## Exercise requirements
The records that follow must be reproduced in full, exactly as written.

## Task data

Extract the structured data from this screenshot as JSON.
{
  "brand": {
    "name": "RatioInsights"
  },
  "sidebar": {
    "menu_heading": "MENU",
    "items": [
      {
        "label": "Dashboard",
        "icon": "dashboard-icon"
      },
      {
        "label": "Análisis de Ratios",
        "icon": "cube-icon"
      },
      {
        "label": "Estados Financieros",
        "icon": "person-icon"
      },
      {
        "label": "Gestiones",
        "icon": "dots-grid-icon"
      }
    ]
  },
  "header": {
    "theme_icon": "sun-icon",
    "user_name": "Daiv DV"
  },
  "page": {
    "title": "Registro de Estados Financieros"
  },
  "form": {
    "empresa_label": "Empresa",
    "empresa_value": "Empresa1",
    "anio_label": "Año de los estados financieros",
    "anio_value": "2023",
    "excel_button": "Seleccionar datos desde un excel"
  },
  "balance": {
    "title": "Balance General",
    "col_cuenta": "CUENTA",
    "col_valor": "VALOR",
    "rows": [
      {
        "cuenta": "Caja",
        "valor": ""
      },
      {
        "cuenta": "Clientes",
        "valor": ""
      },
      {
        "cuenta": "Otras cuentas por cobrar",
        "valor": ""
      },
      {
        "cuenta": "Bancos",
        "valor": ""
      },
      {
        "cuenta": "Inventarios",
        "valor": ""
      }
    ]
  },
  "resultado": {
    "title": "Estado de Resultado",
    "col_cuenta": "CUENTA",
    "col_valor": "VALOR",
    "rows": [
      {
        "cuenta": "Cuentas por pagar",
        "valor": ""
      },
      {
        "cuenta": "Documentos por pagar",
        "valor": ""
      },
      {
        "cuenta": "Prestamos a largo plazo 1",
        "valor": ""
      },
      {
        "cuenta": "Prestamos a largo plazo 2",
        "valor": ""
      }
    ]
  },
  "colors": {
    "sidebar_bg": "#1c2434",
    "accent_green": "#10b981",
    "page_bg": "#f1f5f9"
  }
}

## Response to the task
Extract the structured data from this screenshot as JSON.
{
  "brand": {
    "name": "RatioInsights"
  },
  "sidebar": {
    "menu_heading": "MENU",
    "items": [
      {
        "label": "Dashboard",
        "icon": "dashboard-icon"
      },
      {
        "label": "Análisis de Ratios",
        "icon": "cube-icon"
      },
      {
        "label": "Estados Financieros",
        "icon": "person-icon"
      },
      {
        "label": "Gestiones",
        "icon": "dots-grid-icon"
      }
    ]
  },
  "header": {
    "theme_icon": "sun-icon",
    "user_name": "Daiv DV"
  },
  "page": {
    "title": "Registro de Estados Financieros"
  },
  "form": {
    "empresa_label": "Empresa",
    "empresa_value": "Empresa1",
    "anio_label": "Año de los estados financieros",
    "anio_value": "2023",
    "excel_button": "Seleccionar datos desde un excel"
  },
  "balance": {
    "title": "Balance General",
    "col_cuenta": "CUENTA",
    "col_valor": "VALOR",
    "rows": [
      {
        "cuenta": "Caja",
        "valor": ""
      },
      {
        "cuenta": "Clientes",
        "valor": ""
      },
      {
        "cuenta": "Otras cuentas por cobrar",
        "valor": ""
      },
      {
        "cuenta": "Bancos",
        "valor": ""
      },
      {
        "cuenta": "Inventarios",
        "valor": ""
      }
    ]
  },
  "resultado": {
    "title": "Estado de Resultado",
    "col_cuenta": "CUENTA",
    "col_valor": "VALOR",
    "rows": [
      {
        "cuenta": "Cuentas por pagar",
        "valor": ""
      },
      {
        "cuenta": "Documentos por pagar",
        "valor": ""
      },
      {
        "cuenta": "Prestamos a largo plazo 1",
        "valor": ""
      },
      {
        "cuenta": "Prestamos a largo plazo 2",
        "valor": ""
      }
    ]
  },
  "colors": {
    "sidebar_bg": "#1c2434",
    "accent_green": "#10b981",
    "page_bg": "#f1f5f9"
  }
}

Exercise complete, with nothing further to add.